Directive a — In the court filing text below, on what date did Fitch file his verified claim for the First Case?

Document text —

※

D. The Cases Generally
The Government filed verified complaints for the First Case on July 12,
2013 and the Second Case on October 18, 2013. The Government’s cause of
action for the First Case was simple: “[T]here is cause to believe by a
preponderance of the evidence that the defendant currency was furnished, or
intended to be furnished in exchange for a controlled substance, and/or had
otherwise been used to facilitate a violation of Title 21, United States Code,
Subchapter I of Chapter 13, Section 801 et. seq. and is subject to forfeiture
pursuant to Title 21, United States Code, Section 881(a)(6).” (First Case Dkt.
No. 1 at 7.) Fitch filed a verified claim for the First Case on August 29, 2013 and
a verified answer on September 19, 2013. (First Case Dkt. Nos. 6, 9.) In both
documents, Fitch denied that the Government had an appropriate basis to make
a seizure and asserted that he was an innocent owner of the defendant currency.
The Government’s cause of action for the Second Case was nearly identical:
“[T]here is cause to believe by a preponderance of the evidence that the
defendant vehicle was used, or intended for use, to transport, or in any manner
to facilitate the transportation, sale, receipt, possession, or concealment of a
controlled substance, and/or were the proceeds traceable to such exchanges in
10
violation of Title 21, United States Code, Subchapter I of Chapter 13, Section 801
et. seq. and is subject to forfeiture pursuant to Title 21, United States Code,
Sections 881 (a)(4) and (6). The defendant currency was furnished or intended
to be furnished by any person in exchange for a controlled substance or listed
chemical in violation of Title 21, United States Code, Subchapter I of Chapter 13,
Section 801 et. seq., and is subject to forfeiture pursuant to Title 21, United
States Code, Section 881 (a)(6).” (Second Case Dkt. No. 1 at 7–8.) In his
verified claim and verified answer, both filed on November 20, 2013, Fitch again
asserted himself as an innocent owner of the defendant assets and denied that
the Government had an appropriate basis to seize the property. (See generally
Second Case Dkt. Nos. 5, 6.)
Both cases have survived Fitch’s motions to dismiss and have proceeded
through discovery.

※

Source material —

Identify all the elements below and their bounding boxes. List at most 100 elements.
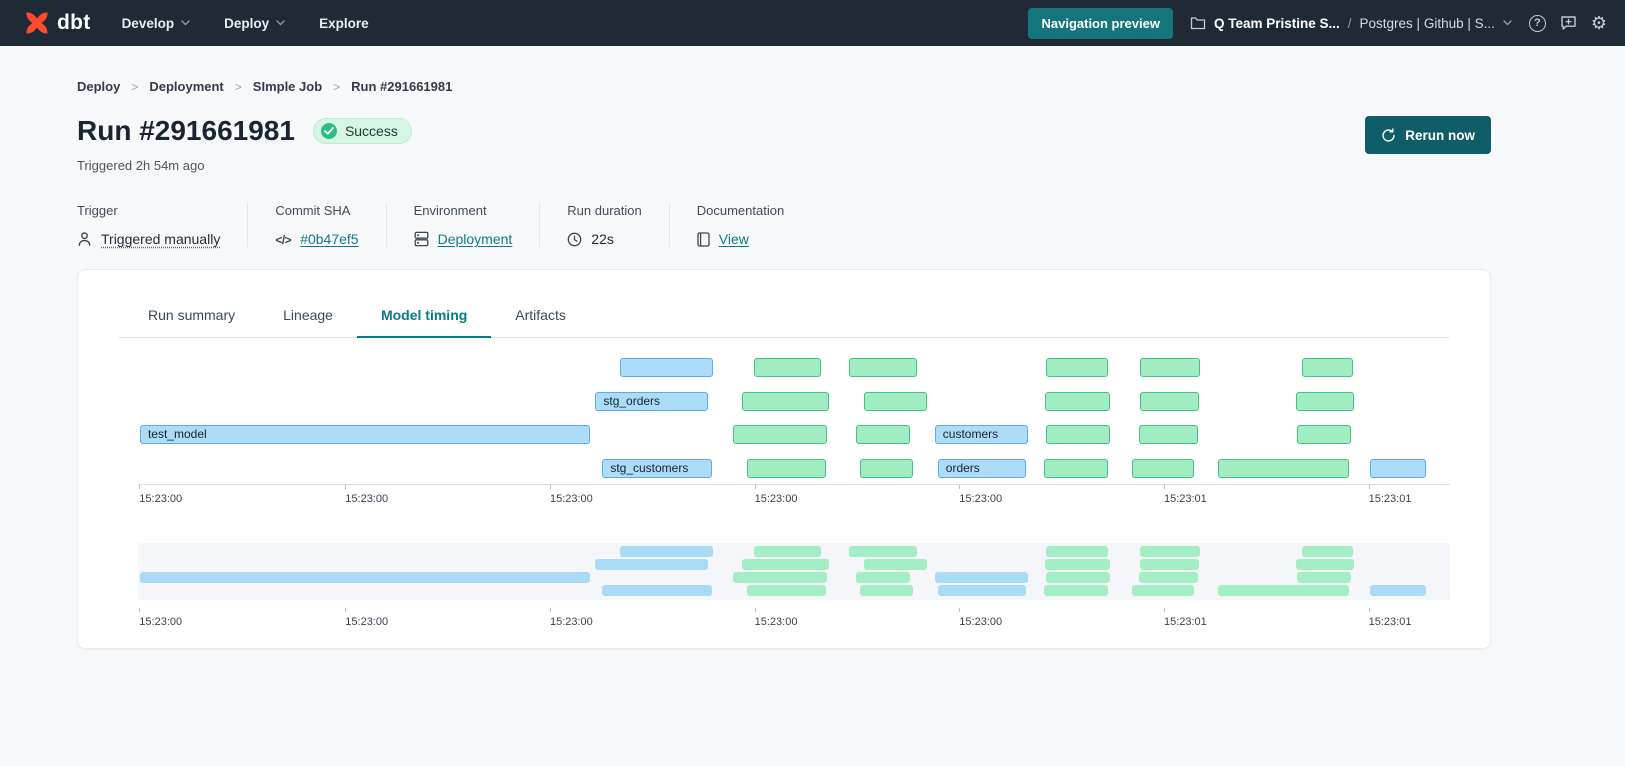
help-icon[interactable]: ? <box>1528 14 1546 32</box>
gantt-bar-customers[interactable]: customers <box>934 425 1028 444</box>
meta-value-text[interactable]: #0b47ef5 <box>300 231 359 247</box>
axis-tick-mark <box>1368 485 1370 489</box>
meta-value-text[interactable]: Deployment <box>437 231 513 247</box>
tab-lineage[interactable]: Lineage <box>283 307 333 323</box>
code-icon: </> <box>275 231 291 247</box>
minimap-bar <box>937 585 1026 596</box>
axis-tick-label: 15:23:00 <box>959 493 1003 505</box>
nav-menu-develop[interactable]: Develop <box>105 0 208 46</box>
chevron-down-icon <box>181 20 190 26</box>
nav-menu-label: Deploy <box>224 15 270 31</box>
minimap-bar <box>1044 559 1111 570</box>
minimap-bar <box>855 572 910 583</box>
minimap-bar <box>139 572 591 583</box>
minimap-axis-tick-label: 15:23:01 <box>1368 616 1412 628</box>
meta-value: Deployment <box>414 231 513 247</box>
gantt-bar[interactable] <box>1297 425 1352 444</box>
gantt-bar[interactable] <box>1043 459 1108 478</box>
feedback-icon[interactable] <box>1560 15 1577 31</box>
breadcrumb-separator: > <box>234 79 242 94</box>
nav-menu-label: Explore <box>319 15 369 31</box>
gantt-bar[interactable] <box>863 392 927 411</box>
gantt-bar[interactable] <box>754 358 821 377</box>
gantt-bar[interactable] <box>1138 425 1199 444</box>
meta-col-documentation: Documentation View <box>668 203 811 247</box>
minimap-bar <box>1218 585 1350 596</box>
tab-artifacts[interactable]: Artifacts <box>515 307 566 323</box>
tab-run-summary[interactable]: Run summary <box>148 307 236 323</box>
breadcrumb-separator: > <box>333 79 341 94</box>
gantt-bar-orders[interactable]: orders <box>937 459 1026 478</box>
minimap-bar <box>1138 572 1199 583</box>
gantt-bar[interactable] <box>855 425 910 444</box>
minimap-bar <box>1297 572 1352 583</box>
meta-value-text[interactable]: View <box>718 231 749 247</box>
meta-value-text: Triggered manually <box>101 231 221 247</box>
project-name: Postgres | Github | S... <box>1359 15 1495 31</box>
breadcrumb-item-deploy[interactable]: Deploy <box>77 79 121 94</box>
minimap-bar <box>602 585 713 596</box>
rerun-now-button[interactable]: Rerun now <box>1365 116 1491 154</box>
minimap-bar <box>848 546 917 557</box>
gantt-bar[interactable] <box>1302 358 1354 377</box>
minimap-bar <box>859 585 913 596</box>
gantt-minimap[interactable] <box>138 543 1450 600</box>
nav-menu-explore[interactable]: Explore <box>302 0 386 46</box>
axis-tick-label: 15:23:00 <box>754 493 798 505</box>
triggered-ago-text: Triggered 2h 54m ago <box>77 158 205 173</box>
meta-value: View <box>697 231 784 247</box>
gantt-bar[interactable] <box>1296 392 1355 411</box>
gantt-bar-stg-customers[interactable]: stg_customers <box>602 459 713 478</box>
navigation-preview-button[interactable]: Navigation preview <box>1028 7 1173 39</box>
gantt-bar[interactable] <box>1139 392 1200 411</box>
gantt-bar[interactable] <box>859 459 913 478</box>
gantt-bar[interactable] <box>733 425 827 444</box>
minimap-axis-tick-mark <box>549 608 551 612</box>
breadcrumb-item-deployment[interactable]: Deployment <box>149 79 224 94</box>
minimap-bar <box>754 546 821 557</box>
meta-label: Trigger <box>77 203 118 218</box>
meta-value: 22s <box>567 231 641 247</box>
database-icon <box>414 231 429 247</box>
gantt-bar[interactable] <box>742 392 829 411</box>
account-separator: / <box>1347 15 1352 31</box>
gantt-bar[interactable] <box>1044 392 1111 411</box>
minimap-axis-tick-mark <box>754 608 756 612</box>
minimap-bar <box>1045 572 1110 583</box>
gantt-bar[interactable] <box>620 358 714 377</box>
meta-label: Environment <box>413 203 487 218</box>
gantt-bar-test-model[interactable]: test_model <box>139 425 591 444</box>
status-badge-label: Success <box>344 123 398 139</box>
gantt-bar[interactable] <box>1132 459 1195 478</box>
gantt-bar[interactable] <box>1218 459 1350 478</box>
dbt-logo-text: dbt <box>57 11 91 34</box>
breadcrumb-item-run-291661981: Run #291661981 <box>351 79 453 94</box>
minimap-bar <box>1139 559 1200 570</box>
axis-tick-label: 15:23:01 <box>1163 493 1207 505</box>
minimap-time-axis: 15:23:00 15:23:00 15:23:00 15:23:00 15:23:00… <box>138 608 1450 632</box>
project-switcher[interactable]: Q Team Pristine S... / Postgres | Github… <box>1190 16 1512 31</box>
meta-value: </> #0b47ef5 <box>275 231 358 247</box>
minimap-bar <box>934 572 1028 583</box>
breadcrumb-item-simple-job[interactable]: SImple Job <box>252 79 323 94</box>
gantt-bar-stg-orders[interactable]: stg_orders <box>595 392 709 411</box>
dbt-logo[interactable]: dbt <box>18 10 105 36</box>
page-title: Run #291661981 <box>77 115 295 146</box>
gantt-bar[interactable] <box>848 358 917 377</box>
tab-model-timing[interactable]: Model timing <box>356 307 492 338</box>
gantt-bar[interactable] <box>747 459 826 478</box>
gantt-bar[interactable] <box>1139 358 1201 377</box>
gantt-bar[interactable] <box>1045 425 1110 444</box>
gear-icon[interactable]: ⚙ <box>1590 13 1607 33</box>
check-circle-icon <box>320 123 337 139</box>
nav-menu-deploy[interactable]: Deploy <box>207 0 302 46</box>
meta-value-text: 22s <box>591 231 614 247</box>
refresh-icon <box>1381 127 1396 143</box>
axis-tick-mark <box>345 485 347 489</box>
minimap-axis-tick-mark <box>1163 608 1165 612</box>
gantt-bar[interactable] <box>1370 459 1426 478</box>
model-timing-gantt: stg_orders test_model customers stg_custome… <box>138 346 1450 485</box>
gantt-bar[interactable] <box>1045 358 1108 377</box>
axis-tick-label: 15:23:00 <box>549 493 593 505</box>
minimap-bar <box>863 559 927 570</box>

※

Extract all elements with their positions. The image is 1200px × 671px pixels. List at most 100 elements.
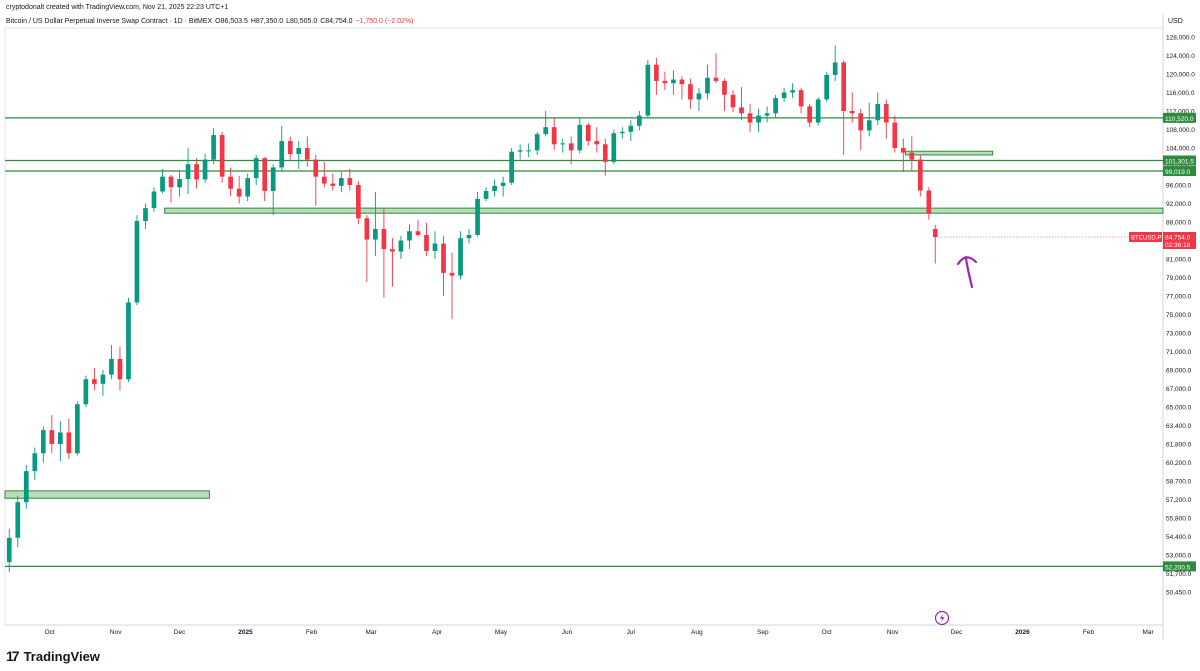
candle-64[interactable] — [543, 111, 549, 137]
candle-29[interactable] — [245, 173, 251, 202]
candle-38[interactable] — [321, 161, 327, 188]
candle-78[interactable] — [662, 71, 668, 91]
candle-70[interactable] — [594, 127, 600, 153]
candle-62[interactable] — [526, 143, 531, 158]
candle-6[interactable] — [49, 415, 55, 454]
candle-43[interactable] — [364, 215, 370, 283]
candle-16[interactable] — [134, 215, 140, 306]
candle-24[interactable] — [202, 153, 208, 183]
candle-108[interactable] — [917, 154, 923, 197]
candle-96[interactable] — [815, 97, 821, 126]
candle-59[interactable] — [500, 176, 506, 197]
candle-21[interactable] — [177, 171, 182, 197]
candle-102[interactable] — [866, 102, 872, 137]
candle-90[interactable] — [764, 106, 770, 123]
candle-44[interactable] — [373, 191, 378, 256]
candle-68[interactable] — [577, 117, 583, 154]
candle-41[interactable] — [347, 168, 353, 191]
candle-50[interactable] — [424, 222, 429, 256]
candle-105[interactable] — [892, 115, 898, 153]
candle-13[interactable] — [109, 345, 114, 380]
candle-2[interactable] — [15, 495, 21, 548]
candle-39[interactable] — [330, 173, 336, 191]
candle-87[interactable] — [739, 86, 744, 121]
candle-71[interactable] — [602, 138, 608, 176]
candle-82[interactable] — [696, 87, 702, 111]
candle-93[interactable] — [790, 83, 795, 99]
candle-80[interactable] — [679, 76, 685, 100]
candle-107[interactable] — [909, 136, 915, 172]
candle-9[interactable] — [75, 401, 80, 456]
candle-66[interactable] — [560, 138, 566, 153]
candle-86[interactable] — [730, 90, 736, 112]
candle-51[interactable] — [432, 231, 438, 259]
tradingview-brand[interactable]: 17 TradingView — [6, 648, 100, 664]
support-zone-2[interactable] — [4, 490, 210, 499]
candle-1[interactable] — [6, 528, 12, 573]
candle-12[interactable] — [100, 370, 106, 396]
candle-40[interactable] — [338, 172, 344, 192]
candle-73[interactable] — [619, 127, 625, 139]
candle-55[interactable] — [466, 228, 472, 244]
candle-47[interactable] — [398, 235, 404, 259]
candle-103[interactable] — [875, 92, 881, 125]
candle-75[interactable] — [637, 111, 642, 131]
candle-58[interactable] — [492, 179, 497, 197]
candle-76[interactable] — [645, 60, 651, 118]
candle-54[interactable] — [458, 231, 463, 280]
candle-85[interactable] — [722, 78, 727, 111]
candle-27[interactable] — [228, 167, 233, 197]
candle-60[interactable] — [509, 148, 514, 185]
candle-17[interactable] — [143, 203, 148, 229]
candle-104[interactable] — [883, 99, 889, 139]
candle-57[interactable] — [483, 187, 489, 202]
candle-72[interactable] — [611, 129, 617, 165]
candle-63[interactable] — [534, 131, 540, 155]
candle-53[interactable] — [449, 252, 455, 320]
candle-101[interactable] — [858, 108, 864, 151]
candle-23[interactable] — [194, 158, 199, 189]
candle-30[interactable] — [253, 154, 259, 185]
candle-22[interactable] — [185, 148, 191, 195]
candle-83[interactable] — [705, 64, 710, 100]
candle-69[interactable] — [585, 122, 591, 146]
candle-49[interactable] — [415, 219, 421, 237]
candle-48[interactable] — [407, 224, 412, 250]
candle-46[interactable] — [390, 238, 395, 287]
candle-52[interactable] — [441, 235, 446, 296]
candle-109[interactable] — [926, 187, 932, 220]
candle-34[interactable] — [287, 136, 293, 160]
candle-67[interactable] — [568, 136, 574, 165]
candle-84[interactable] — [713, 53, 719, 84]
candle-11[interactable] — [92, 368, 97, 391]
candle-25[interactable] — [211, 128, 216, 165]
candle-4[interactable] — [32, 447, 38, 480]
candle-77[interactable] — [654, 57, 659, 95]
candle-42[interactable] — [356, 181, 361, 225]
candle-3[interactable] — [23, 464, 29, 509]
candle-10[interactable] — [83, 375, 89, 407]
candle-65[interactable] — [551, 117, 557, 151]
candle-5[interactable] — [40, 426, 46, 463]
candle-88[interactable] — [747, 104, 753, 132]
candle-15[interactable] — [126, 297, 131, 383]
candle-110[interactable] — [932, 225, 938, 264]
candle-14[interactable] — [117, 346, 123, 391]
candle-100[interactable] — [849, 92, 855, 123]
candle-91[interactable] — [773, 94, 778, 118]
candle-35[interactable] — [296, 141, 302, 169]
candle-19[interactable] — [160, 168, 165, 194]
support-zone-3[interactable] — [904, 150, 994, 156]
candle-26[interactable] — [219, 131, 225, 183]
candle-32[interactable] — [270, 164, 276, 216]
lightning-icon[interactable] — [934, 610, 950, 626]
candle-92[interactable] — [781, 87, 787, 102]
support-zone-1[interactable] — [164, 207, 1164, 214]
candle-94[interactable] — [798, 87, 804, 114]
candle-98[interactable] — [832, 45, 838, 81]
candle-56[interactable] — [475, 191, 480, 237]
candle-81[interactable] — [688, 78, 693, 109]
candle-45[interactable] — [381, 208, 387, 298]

※

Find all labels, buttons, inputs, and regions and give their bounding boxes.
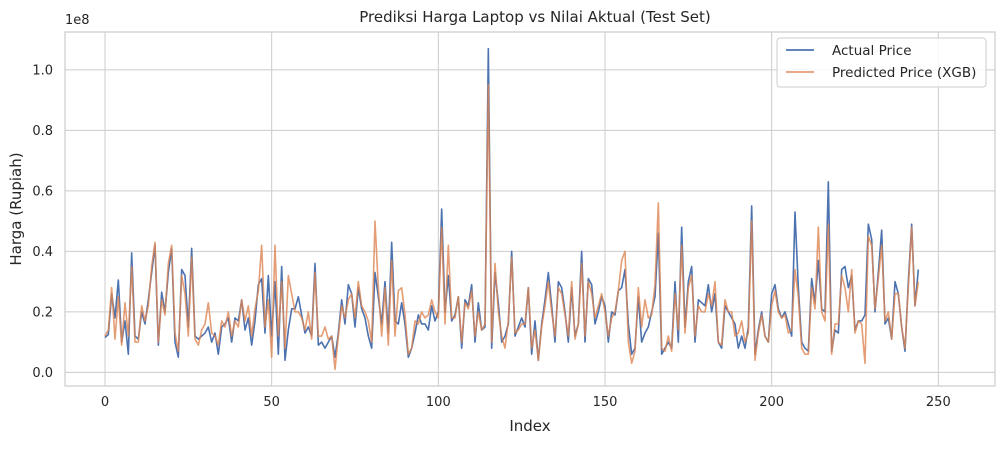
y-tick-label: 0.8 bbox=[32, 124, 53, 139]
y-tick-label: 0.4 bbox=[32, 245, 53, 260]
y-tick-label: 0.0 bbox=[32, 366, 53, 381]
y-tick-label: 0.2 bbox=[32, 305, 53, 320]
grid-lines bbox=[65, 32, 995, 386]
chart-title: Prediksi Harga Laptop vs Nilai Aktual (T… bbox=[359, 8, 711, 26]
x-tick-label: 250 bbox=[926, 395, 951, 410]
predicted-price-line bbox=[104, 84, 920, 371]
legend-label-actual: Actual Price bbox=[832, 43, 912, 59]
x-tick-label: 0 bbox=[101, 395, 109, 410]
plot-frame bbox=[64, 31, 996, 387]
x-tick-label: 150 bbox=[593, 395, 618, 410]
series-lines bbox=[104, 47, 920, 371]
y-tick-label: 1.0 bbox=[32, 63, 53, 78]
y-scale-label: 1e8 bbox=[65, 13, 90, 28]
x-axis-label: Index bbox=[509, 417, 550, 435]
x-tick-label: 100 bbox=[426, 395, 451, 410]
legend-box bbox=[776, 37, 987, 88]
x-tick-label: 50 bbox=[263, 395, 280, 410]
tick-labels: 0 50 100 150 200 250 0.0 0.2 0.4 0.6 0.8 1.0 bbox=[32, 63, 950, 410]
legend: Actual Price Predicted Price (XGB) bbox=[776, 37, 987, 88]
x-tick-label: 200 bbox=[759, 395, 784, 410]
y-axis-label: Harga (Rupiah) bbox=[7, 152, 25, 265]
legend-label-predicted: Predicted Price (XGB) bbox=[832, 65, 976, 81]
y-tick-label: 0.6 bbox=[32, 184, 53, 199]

※

Directive b — Repeat the lines of the rows verbatim, beginning at the line that has "y-tick-label: 0.8 bbox=[32, 124, 53, 139]" and stopping after the line that has "grid-lines bbox=[65, 32, 995, 386]".

Written answer a — August 29, 2013.

Written answer b —
y-tick-label: 0.8 bbox=[32, 124, 53, 139]
y-tick-label: 0.4 bbox=[32, 245, 53, 260]
y-tick-label: 0.0 bbox=[32, 366, 53, 381]
y-tick-label: 0.2 bbox=[32, 305, 53, 320]
grid-lines bbox=[65, 32, 995, 386]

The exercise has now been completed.